Can you reproduce the items verbatim, starting with the line containing "139, 212, 163]" and continuing through the line containing "837, 97, 869]"?

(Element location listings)

* BEGIN *

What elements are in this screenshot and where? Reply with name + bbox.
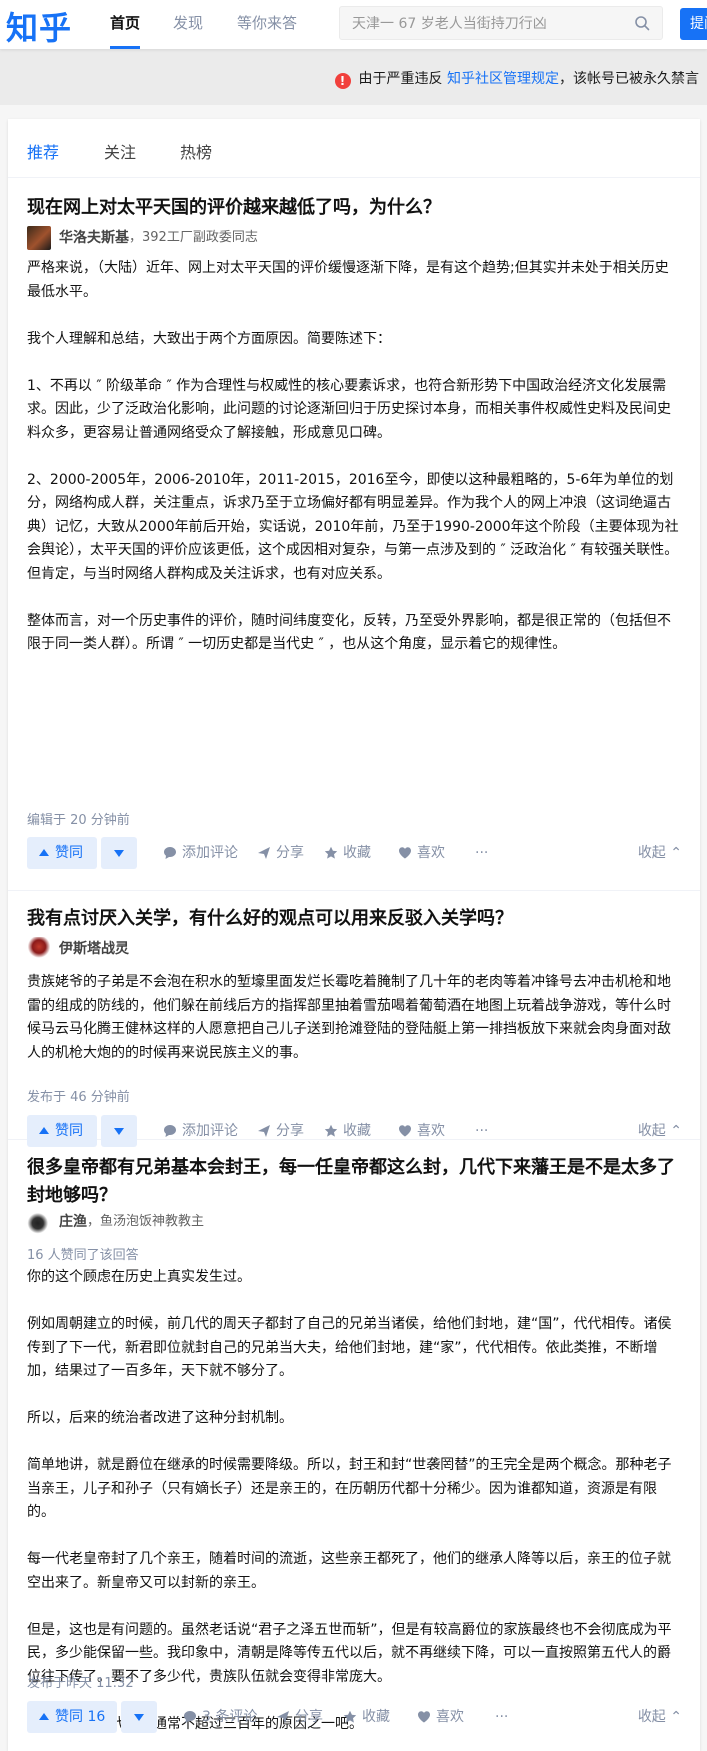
tab-hot[interactable]: 热榜	[180, 139, 212, 163]
triangle-down-icon	[134, 1714, 144, 1721]
answer-content[interactable]: 贵族姥爷的子弟是不会泡在积水的堑壕里面发烂长霉吃着腌制了几十年的老肉等着冲锋号去…	[27, 971, 682, 1065]
upvote-button[interactable]: 赞同 16	[27, 1701, 117, 1733]
share-button[interactable]: 分享	[257, 837, 304, 869]
downvote-button[interactable]	[121, 1701, 157, 1733]
triangle-down-icon	[114, 850, 124, 857]
answer-paragraph: 我个人理解和总结，大致出于两个方面原因。简要陈述下：	[27, 330, 391, 347]
zhihu-logo[interactable]: 知乎	[6, 3, 72, 49]
question-title[interactable]: 现在网上对太平天国的评价越来越低了吗，为什么？	[27, 194, 677, 222]
heart-icon	[399, 847, 411, 859]
more-button[interactable]: ···	[475, 837, 488, 869]
share-icon	[258, 847, 270, 859]
ban-notice: ! 由于严重违反 知乎社区管理规定，该帐号已被永久禁言	[334, 68, 699, 89]
tab-follow[interactable]: 关注	[104, 139, 136, 163]
comment-icon	[184, 1711, 196, 1723]
triangle-up-icon	[39, 1127, 49, 1134]
warning-icon: !	[334, 73, 351, 89]
answer-content[interactable]: 严格来说，（大陆）近年、网上对太平天国的评价缓慢逐渐下降，是有这个趋势;但其实并…	[27, 257, 682, 657]
avatar[interactable]	[27, 937, 51, 961]
upvote-button[interactable]: 赞同	[27, 837, 97, 869]
author-info: 庄渔，鱼汤泡饭神教教主	[27, 1210, 204, 1234]
favorite-button[interactable]: 收藏	[324, 837, 371, 869]
action-bar: 赞同 16 3 条评论 分享 收藏 喜欢 ··· 收起 ⌃	[27, 1701, 682, 1733]
answer-paragraph: 严格来说，（大陆）近年、网上对太平天国的评价缓慢逐渐下降，是有这个趋势;但其实并…	[27, 260, 669, 300]
action-bar: 赞同 添加评论 分享 收藏 喜欢 ··· 收起 ⌃	[27, 837, 682, 869]
comment-icon	[164, 847, 176, 859]
author-bio: ，鱼汤泡饭神教教主	[87, 1214, 205, 1229]
author-info: 伊斯塔战灵	[27, 937, 129, 961]
feed-item: 很多皇帝都有兄弟基本会封王，每一任皇帝都这么封，几代下来藩王是不是太多了封地够吗…	[8, 1140, 700, 1751]
avatar[interactable]	[27, 226, 51, 250]
chevron-up-icon: ⌃	[670, 845, 682, 861]
collapse-button[interactable]: 收起 ⌃	[638, 1701, 682, 1733]
answer-content[interactable]: 你的这个顾虑在历史上真实发生过。 例如周朝建立的时候，前几代的周天子都封了自己的…	[27, 1266, 682, 1736]
favorite-button[interactable]: 收藏	[343, 1701, 390, 1733]
answer-paragraph: 整体而言，对一个历史事件的评价，随时间纬度变化，反转，乃至受外界影响，都是很正常…	[27, 612, 671, 653]
star-icon	[324, 846, 338, 859]
answer-time[interactable]: 发布于昨天 11:32	[27, 1672, 134, 1691]
author-info: 华洛夫斯基，392工厂副政委同志	[27, 226, 258, 250]
upvote-label: 赞同	[55, 1123, 83, 1139]
search-input[interactable]	[350, 13, 624, 35]
upvote-note[interactable]: 16 人赞同了该回答	[27, 1244, 139, 1263]
search-icon[interactable]	[634, 15, 650, 31]
answer-paragraph: 每一代老皇帝封了几个亲王，随着时间的流逝，这些亲王都死了，他们的继承人降等以后，…	[27, 1551, 671, 1591]
star-icon	[343, 1710, 357, 1723]
share-icon	[277, 1711, 289, 1723]
community-rules-link[interactable]: 知乎社区管理规定	[447, 71, 559, 87]
author-name[interactable]: 华洛夫斯基	[59, 230, 129, 246]
feed-tabs: 推荐 关注 热榜	[8, 119, 700, 178]
downvote-button[interactable]	[101, 837, 137, 869]
comment-button[interactable]: 3 条评论	[183, 1701, 257, 1733]
tab-recommend[interactable]: 推荐	[27, 139, 59, 163]
chevron-up-icon: ⌃	[670, 1123, 682, 1139]
search-box[interactable]	[339, 6, 663, 40]
triangle-up-icon	[39, 849, 49, 856]
avatar[interactable]	[27, 1210, 51, 1234]
star-icon	[324, 1124, 338, 1137]
share-icon	[258, 1125, 270, 1137]
ban-notice-banner: ! 由于严重违反 知乎社区管理规定，该帐号已被永久禁言	[0, 49, 707, 105]
nav-waiting-answers[interactable]: 等你来答	[237, 0, 297, 46]
heart-icon	[418, 1711, 430, 1723]
answer-paragraph: 例如周朝建立的时候，前几代的周天子都封了自己的兄弟当诸侯，给他们封地，建“国”，…	[27, 1316, 672, 1379]
answer-paragraph: 简单地讲，就是爵位在继承的时候需要降级。所以，封王和封“世袭罔替”的王完全是两个…	[27, 1457, 672, 1520]
triangle-up-icon	[39, 1713, 49, 1720]
chevron-up-icon: ⌃	[670, 1709, 682, 1725]
answer-time[interactable]: 发布于 46 分钟前	[27, 1086, 130, 1105]
ban-text-after: ，该帐号已被永久禁言	[559, 71, 699, 87]
upvote-label: 赞同 16	[55, 1709, 106, 1725]
answer-paragraph: 1、不再以 ″ 阶级革命 ″ 作为合理性与权威性的核心要素诉求，也符合新形势下中…	[27, 377, 671, 441]
feed-item: 现在网上对太平天国的评价越来越低了吗，为什么？ 华洛夫斯基，392工厂副政委同志…	[8, 178, 700, 891]
feed-item: 我有点讨厌入关学，有什么好的观点可以用来反驳入关学吗？ 伊斯塔战灵 贵族姥爷的子…	[8, 891, 700, 1147]
collapse-button[interactable]: 收起 ⌃	[638, 837, 682, 869]
comment-icon	[164, 1125, 176, 1137]
answer-paragraph: 贵族姥爷的子弟是不会泡在积水的堑壕里面发烂长霉吃着腌制了几十年的老肉等着冲锋号去…	[27, 974, 671, 1061]
comment-button[interactable]: 添加评论	[163, 837, 238, 869]
nav-discover[interactable]: 发现	[173, 0, 203, 46]
like-button[interactable]: 喜欢	[398, 837, 445, 869]
author-name[interactable]: 庄渔	[59, 1214, 87, 1230]
heart-icon	[399, 1125, 411, 1137]
question-title[interactable]: 很多皇帝都有兄弟基本会封王，每一任皇帝都这么封，几代下来藩王是不是太多了封地够吗…	[27, 1154, 677, 1210]
triangle-down-icon	[114, 1128, 124, 1135]
more-button[interactable]: ···	[495, 1701, 508, 1733]
ban-text-before: 由于严重违反	[358, 71, 443, 87]
share-button[interactable]: 分享	[276, 1701, 323, 1733]
answer-time[interactable]: 编辑于 20 分钟前	[27, 809, 130, 828]
question-title[interactable]: 我有点讨厌入关学，有什么好的观点可以用来反驳入关学吗？	[27, 905, 677, 933]
like-button[interactable]: 喜欢	[417, 1701, 464, 1733]
top-bar: 知乎 首页 发现 等你来答 提问	[0, 0, 707, 49]
answer-paragraph: 2、2000-2005年，2006-2010年，2011-2015，2016至今…	[27, 471, 679, 582]
feed-card: 推荐 关注 热榜 现在网上对太平天国的评价越来越低了吗，为什么？ 华洛夫斯基，3…	[8, 119, 700, 1751]
upvote-label: 赞同	[55, 845, 83, 861]
author-bio: ，392工厂副政委同志	[129, 230, 258, 245]
ask-question-button[interactable]: 提问	[680, 8, 707, 40]
answer-paragraph: 你的这个顾虑在历史上真实发生过。	[27, 1269, 251, 1285]
answer-paragraph: 所以，后来的统治者改进了这种分封机制。	[27, 1410, 293, 1426]
nav-home[interactable]: 首页	[110, 0, 141, 49]
author-name[interactable]: 伊斯塔战灵	[59, 941, 129, 957]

* END *

▸ **RESULT OF THIS EXERCISE**
tab-hot[interactable]: 热榜	[180, 139, 212, 163]
triangle-down-icon	[134, 1714, 144, 1721]
answer-content[interactable]: 贵族姥爷的子弟是不会泡在积水的堑壕里面发烂长霉吃着腌制了几十年的老肉等着冲锋号去…	[27, 971, 682, 1065]
upvote-button[interactable]: 赞同 16	[27, 1701, 117, 1733]
share-button[interactable]: 分享	[257, 837, 304, 869]
downvote-button[interactable]	[121, 1701, 157, 1733]
triangle-down-icon	[114, 850, 124, 857]
answer-paragraph: 我个人理解和总结，大致出于两个方面原因。简要陈述下：	[27, 330, 391, 347]
zhihu-logo[interactable]: 知乎	[6, 3, 72, 49]
question-title[interactable]: 现在网上对太平天国的评价越来越低了吗，为什么？	[27, 194, 677, 222]
heart-icon	[399, 847, 411, 859]
more-button[interactable]: ···	[475, 837, 488, 869]
share-icon	[258, 847, 270, 859]
ban-notice: ! 由于严重违反 知乎社区管理规定，该帐号已被永久禁言	[334, 68, 699, 89]
tab-follow[interactable]: 关注	[104, 139, 136, 163]
comment-icon	[184, 1711, 196, 1723]
triangle-up-icon	[39, 1127, 49, 1134]
warning-icon: !	[334, 73, 351, 89]
answer-content[interactable]: 严格来说，（大陆）近年、网上对太平天国的评价缓慢逐渐下降，是有这个趋势;但其实并…	[27, 257, 682, 657]
avatar[interactable]	[27, 937, 51, 961]
upvote-button[interactable]: 赞同	[27, 837, 97, 869]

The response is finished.